**Exercise task:** Search the data below for the string "Elliott". Extract every line that contains it.

**Task material:**
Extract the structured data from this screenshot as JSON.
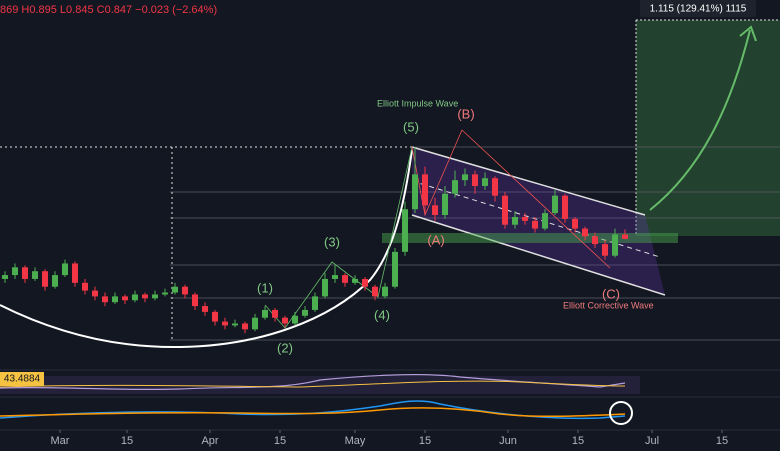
{
  "chart_data": {
    "type": "candlestick",
    "header": "869 H0.895 L0.845 C0.847 −0.023 (−2.64%)",
    "target_label": "1.115 (129.41%) 1115",
    "rsi_label": "43.4884",
    "annotations": {
      "impulse": "Elliott Impulse Wave",
      "w1": "(1)",
      "w2": "(2)",
      "w3": "(3)",
      "w4": "(4)",
      "w5": "(5)",
      "wa": "(A)",
      "wb": "(B)",
      "wc": "(C)",
      "corrective": "Elliott Corrective Wave"
    },
    "up_color": "#4caf50",
    "down_color": "#f23645",
    "ylim": [
      0.17,
      2.08
    ],
    "xticks": [
      {
        "value": 5.5,
        "label": "Mar"
      },
      {
        "value": 12.2,
        "label": "15"
      },
      {
        "value": 20.5,
        "label": "Apr"
      },
      {
        "value": 27.5,
        "label": "15"
      },
      {
        "value": 35,
        "label": "May"
      },
      {
        "value": 42,
        "label": "15"
      },
      {
        "value": 50.3,
        "label": "Jun"
      },
      {
        "value": 57.3,
        "label": "15"
      },
      {
        "value": 64.7,
        "label": "Jul"
      },
      {
        "value": 71.7,
        "label": "15"
      }
    ],
    "candles": [
      [
        0.64,
        0.68,
        0.62,
        0.66
      ],
      [
        0.66,
        0.72,
        0.64,
        0.7
      ],
      [
        0.7,
        0.71,
        0.62,
        0.64
      ],
      [
        0.64,
        0.7,
        0.63,
        0.68
      ],
      [
        0.68,
        0.69,
        0.58,
        0.6
      ],
      [
        0.6,
        0.68,
        0.59,
        0.66
      ],
      [
        0.66,
        0.74,
        0.65,
        0.72
      ],
      [
        0.72,
        0.73,
        0.6,
        0.62
      ],
      [
        0.62,
        0.64,
        0.56,
        0.58
      ],
      [
        0.58,
        0.6,
        0.53,
        0.55
      ],
      [
        0.55,
        0.57,
        0.5,
        0.52
      ],
      [
        0.52,
        0.57,
        0.51,
        0.55
      ],
      [
        0.55,
        0.56,
        0.51,
        0.53
      ],
      [
        0.53,
        0.58,
        0.52,
        0.56
      ],
      [
        0.56,
        0.57,
        0.52,
        0.54
      ],
      [
        0.54,
        0.58,
        0.53,
        0.56
      ],
      [
        0.56,
        0.59,
        0.55,
        0.57
      ],
      [
        0.57,
        0.62,
        0.56,
        0.6
      ],
      [
        0.6,
        0.61,
        0.54,
        0.56
      ],
      [
        0.56,
        0.57,
        0.48,
        0.5
      ],
      [
        0.5,
        0.52,
        0.45,
        0.47
      ],
      [
        0.47,
        0.48,
        0.4,
        0.42
      ],
      [
        0.42,
        0.44,
        0.38,
        0.4
      ],
      [
        0.4,
        0.43,
        0.39,
        0.41
      ],
      [
        0.41,
        0.42,
        0.36,
        0.38
      ],
      [
        0.38,
        0.46,
        0.37,
        0.44
      ],
      [
        0.44,
        0.5,
        0.43,
        0.48
      ],
      [
        0.48,
        0.49,
        0.42,
        0.44
      ],
      [
        0.44,
        0.45,
        0.39,
        0.41
      ],
      [
        0.41,
        0.47,
        0.4,
        0.45
      ],
      [
        0.45,
        0.5,
        0.44,
        0.48
      ],
      [
        0.48,
        0.57,
        0.47,
        0.55
      ],
      [
        0.55,
        0.67,
        0.54,
        0.64
      ],
      [
        0.64,
        0.71,
        0.62,
        0.66
      ],
      [
        0.66,
        0.67,
        0.6,
        0.62
      ],
      [
        0.62,
        0.66,
        0.61,
        0.64
      ],
      [
        0.64,
        0.65,
        0.58,
        0.6
      ],
      [
        0.6,
        0.61,
        0.53,
        0.55
      ],
      [
        0.55,
        0.62,
        0.54,
        0.6
      ],
      [
        0.6,
        0.8,
        0.59,
        0.78
      ],
      [
        0.78,
        1.04,
        0.76,
        1.0
      ],
      [
        1.0,
        1.32,
        0.98,
        1.18
      ],
      [
        1.18,
        1.22,
        0.98,
        1.02
      ],
      [
        1.02,
        1.06,
        0.94,
        0.97
      ],
      [
        0.97,
        1.12,
        0.95,
        1.08
      ],
      [
        1.08,
        1.2,
        1.06,
        1.15
      ],
      [
        1.15,
        1.21,
        1.12,
        1.18
      ],
      [
        1.18,
        1.2,
        1.08,
        1.12
      ],
      [
        1.12,
        1.19,
        1.1,
        1.16
      ],
      [
        1.16,
        1.17,
        1.04,
        1.07
      ],
      [
        1.07,
        1.09,
        0.9,
        0.92
      ],
      [
        0.92,
        0.99,
        0.9,
        0.96
      ],
      [
        0.96,
        0.98,
        0.92,
        0.94
      ],
      [
        0.94,
        0.96,
        0.88,
        0.9
      ],
      [
        0.9,
        1.0,
        0.89,
        0.98
      ],
      [
        0.98,
        1.1,
        0.97,
        1.07
      ],
      [
        1.07,
        1.08,
        0.93,
        0.95
      ],
      [
        0.95,
        0.96,
        0.88,
        0.9
      ],
      [
        0.9,
        0.91,
        0.84,
        0.86
      ],
      [
        0.86,
        0.88,
        0.8,
        0.82
      ],
      [
        0.82,
        0.84,
        0.74,
        0.76
      ],
      [
        0.76,
        0.9,
        0.75,
        0.87
      ],
      [
        0.869,
        0.895,
        0.845,
        0.847
      ]
    ]
  }
}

**Worked answer:**
      "impulse": "Elliott Impulse Wave",
      "corrective": "Elliott Corrective Wave"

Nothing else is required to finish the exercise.